--- start Recorded information ---

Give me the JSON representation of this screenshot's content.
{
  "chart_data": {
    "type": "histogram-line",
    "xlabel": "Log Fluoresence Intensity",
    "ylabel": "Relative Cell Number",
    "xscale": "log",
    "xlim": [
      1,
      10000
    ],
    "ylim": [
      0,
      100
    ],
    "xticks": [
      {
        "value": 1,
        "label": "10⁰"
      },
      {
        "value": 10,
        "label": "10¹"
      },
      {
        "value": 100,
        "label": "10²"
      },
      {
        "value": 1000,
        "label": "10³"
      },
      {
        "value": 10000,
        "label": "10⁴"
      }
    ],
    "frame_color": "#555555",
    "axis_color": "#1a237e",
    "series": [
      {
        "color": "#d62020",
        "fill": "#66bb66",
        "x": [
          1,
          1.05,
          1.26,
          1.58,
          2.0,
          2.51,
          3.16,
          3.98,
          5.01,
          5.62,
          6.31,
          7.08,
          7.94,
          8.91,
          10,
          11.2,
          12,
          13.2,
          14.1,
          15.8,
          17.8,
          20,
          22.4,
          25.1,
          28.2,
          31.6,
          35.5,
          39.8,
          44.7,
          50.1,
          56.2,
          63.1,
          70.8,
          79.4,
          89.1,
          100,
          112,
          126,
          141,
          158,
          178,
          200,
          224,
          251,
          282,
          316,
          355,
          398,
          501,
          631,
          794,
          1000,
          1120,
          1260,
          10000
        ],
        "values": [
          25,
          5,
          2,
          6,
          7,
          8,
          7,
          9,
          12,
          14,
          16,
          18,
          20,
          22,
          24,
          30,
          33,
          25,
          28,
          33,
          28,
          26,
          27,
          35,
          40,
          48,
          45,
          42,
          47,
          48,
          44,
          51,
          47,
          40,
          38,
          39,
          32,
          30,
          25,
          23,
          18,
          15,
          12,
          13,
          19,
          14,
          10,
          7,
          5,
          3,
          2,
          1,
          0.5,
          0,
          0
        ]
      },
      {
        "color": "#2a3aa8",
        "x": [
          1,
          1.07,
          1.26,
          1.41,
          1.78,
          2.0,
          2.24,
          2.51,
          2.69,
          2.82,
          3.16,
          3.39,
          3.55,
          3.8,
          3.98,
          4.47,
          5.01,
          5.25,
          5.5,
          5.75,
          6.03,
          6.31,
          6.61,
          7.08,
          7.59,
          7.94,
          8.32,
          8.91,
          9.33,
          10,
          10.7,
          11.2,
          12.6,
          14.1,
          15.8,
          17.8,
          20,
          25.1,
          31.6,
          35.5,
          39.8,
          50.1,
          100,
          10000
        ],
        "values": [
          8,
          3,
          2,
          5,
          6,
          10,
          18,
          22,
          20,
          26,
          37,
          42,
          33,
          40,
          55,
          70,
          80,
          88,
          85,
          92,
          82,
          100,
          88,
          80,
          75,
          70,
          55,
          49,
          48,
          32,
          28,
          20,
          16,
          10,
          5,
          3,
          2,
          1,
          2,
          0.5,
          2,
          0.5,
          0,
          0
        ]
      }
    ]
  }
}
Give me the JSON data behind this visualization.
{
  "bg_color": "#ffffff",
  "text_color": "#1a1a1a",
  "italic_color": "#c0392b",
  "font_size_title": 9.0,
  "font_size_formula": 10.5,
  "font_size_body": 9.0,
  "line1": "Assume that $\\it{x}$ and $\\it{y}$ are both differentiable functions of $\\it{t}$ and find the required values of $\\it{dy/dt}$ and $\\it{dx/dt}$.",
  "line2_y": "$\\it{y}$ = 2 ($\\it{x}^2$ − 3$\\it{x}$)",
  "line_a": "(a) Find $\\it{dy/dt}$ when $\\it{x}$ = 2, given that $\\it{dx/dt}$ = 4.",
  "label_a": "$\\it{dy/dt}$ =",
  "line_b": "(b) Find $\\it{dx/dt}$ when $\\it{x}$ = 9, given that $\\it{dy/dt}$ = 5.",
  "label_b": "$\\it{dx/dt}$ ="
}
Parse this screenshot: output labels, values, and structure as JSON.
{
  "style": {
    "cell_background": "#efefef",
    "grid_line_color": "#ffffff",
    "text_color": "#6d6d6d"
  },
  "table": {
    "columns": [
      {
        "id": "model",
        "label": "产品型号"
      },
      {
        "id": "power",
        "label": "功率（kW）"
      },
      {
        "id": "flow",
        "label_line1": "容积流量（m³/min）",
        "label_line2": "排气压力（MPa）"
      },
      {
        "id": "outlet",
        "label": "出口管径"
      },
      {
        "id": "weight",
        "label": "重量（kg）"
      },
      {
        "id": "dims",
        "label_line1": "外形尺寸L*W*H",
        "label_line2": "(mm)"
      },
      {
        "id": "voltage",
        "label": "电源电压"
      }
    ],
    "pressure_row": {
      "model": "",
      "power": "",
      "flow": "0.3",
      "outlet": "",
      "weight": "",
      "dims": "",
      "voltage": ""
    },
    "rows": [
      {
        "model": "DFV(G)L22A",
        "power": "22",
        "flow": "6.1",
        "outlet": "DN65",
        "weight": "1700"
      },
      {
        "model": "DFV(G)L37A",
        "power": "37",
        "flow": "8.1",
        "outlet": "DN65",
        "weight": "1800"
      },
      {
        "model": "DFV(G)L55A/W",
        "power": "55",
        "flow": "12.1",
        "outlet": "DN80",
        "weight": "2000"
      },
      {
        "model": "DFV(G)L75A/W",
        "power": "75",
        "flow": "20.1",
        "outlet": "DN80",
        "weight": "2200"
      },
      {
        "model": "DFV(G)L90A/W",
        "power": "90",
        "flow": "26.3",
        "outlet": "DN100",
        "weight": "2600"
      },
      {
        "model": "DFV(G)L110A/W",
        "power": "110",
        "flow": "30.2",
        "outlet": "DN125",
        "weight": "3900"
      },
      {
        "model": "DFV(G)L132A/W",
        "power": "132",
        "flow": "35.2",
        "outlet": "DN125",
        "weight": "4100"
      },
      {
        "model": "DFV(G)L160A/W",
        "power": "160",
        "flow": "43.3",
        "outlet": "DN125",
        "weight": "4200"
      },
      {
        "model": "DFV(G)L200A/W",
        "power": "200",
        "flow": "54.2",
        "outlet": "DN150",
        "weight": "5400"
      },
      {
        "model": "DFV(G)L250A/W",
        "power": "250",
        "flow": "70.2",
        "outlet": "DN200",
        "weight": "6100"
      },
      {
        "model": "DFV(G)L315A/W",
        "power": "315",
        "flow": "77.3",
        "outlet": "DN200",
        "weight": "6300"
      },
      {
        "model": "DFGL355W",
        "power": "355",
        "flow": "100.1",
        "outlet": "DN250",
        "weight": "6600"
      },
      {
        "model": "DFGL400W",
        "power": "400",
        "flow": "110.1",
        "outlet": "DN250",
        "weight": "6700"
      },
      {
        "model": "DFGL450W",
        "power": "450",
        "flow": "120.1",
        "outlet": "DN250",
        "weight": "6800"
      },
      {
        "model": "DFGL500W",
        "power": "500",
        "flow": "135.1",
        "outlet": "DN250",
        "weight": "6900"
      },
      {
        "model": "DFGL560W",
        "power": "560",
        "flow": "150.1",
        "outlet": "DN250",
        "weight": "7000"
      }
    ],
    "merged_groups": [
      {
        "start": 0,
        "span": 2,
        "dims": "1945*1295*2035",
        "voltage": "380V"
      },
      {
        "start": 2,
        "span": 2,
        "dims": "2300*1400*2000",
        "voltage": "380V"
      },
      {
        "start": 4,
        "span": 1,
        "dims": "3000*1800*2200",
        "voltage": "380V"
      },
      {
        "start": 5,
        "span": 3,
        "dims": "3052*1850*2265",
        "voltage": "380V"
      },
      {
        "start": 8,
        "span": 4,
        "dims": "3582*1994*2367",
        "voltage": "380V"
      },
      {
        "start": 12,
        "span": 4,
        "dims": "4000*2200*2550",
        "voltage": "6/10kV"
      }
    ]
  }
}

--- end Recorded information ---

■ What to work on
Which lines hold the word "that"? Copy all of them.

■ Result of this task
  "line1": "Assume that $\\it{x}$ and $\\it{y}$ are both differentiable functions of $\\it{t}$ and find the required values of $\\it{dy/dt}$ and $\\it{dx/dt}$.",
  "line_a": "(a) Find $\\it{dy/dt}$ when $\\it{x}$ = 2, given that $\\it{dx/dt}$ = 4.",
  "line_b": "(b) Find $\\it{dx/dt}$ when $\\it{x}$ = 9, given that $\\it{dy/dt}$ = 5.",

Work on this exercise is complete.